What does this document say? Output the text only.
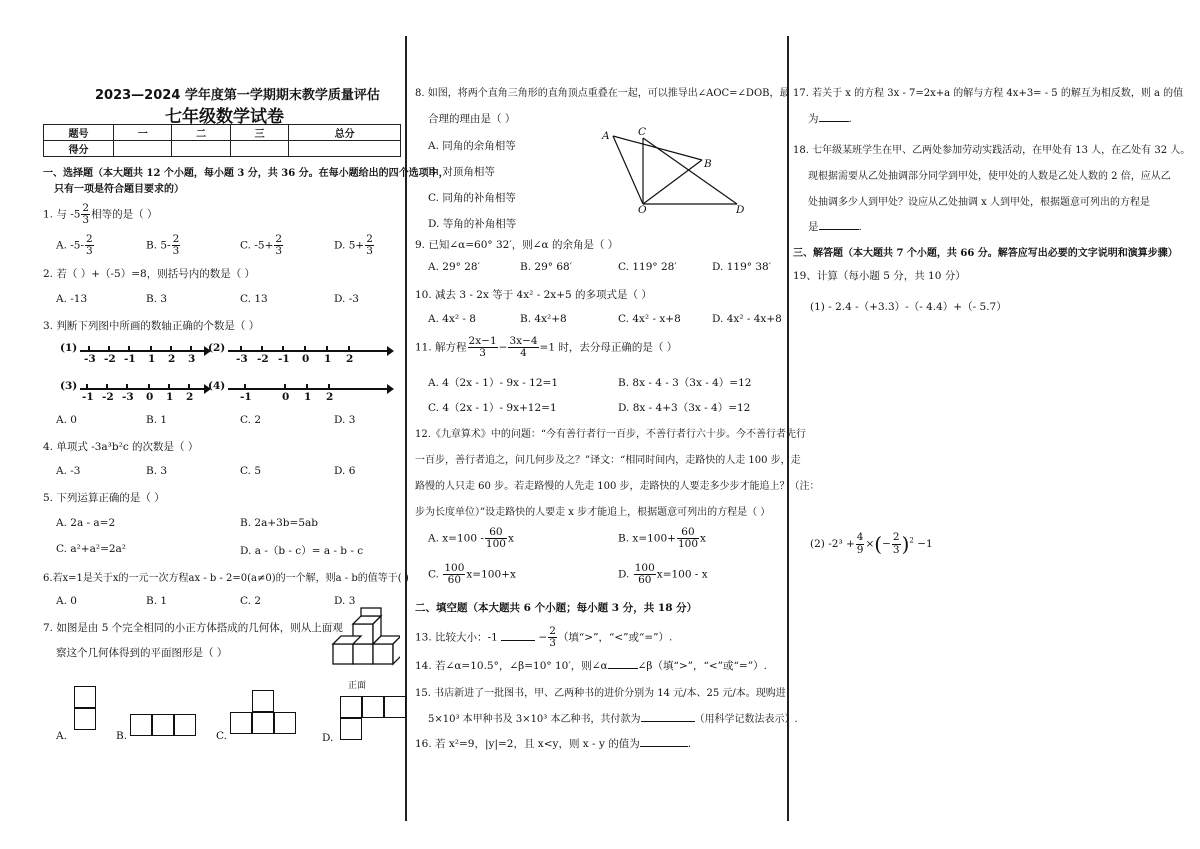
2023—2024 学年度第一学期期末教学质量评估
七年级数学试卷
题号	一	二	三	总分
得分				
一、选择题（本大题共 12 个小题，每小题 3 分，共 36 分。在每小题给出的四个选项中，
只有一项是符合题目要求的）
1. 与 $-5 \frac{2}{3}$ 相等的是（ ）
A. $-5- \frac{2}{3}$	B. $5- \frac{2}{3}$	C. $-5+ \frac{2}{3}$	D. $5+ \frac{2}{3}$
2. 若（ ）+（-5）=8，则括号内的数是（ ）
A. -13	B. 3	C. 13	D. -3
3. 判断下列图中所画的数轴正确的个数是（ ）
(1)
-3 -2 -1 1 2 3
(2)
-3 -2 -1 0 1 2
(3)
-1 -2 -3 0 1 2
(4)
-1	0 1 2
A. 0	B. 1	C. 2	D. 3
4. 单项式 -3a³b²c 的次数是（ ）
A. -3	B. 3	C. 5	D. 6
5. 下列运算正确的是（ ）
A. 2a - a=2	B. 2a+3b=5ab
C. a²+a²=2a²	D. a -（b - c）= a - b - c
6.若x=1是关于x的一元一次方程ax - b - 2=0(a≠0)的一个解，则a - b的值等于( )
A. 0	B. 1	C. 2	D. 3
7. 如图是由 5 个完全相同的小正方体搭成的几何体，则从上面观
察这个几何体得到的平面图形是（ ）
正面
A.	B.	C.	D.
8. 如图，将两个直角三角形的直角顶点重叠在一起，可以推导出∠AOC=∠DOB，最
合理的理由是（ ）
A. 同角的余角相等
B. 对顶角相等
C. 同角的补角相等
D. 等角的补角相等
A	C
B
O	D
9. 已知∠α=60° 32′，则∠α 的余角是（ ）
A. 29° 28′	B. 29° 68′	C. 119° 28′	D. 119° 38′
10. 减去 3 - 2x 等于 4x² - 2x+5 的多项式是（ ）
A. 4x² - 8	B. 4x²+8	C. 4x² - x+8	D. 4x² - 4x+8
11. 解方程 $\frac{2x-1}{3} - \frac{3x-4}{4} =1$ 时，去分母正确的是（ ）
A. 4（2x - 1）- 9x - 12=1	B. 8x - 4 - 3（3x - 4）=12
C. 4（2x - 1）- 9x+12=1	D. 8x - 4+3（3x - 4）=12
12.《九章算术》中的问题：“今有善行者行一百步，不善行者行六十步。今不善行者先行
一百步，善行者追之，问几何步及之？”译文：“相同时间内，走路快的人走 100 步，走
路慢的人只走 60 步。若走路慢的人先走 100 步，走路快的人要走多少步才能追上？（注：
步为长度单位）”设走路快的人要走 x 步才能追上，根据题意可列出的方程是（ ）
A. $x=100 - \frac{60}{100}$ x	B. $x=100+ \frac{60}{100}$ x
C. $\frac{100}{60} x=100+x$	D. $\frac{100}{60} x=100 - x$
二、填空题（本大题共 6 个小题；每小题 3 分，共 18 分）
13. 比较大小：-1	− $\frac{2}{3}$ （填“>”，“<”或“=”）.
14. 若∠α=10.5°，∠β=10° 10′，则∠α	∠β（填“>”，“<”或“=”）.
15. 书店新进了一批图书，甲、乙两种书的进价分别为 14 元/本、25 元/本。现购进
5×10³ 本甲种书及 3×10³ 本乙种书，共付款为	（用科学记数法表示）.
16. 若 x²=9，|y|=2，且 x<y，则 x - y 的值为	.
17. 若关于 x 的方程 3x - 7=2x+a 的解与方程 4x+3= - 5 的解互为相反数，则 a 的值
为	.
18. 七年级某班学生在甲、乙两处参加劳动实践活动，在甲处有 13 人，在乙处有 32 人。
现根据需要从乙处抽调部分同学到甲处，使甲处的人数是乙处人数的 2 倍，应从乙
处抽调多少人到甲处？设应从乙处抽调 x 人到甲处，根据题意可列出的方程是
是	.
三、解答题（本大题共 7 个小题，共 66 分。解答应写出必要的文字说明和演算步骤）
19、计算（每小题 5 分，共 10 分）
(1) - 2.4 -（+3.3）-（- 4.4）+（- 5.7）
(2) $-2^3 + \frac{4}{9}$ ×(− $\frac{2}{3} )^2 -1$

----

• REQUIRED WORK: Your answer should be a single number: the count of lines in these records that hold the string "frac".

• RESPONSE BELOW: 7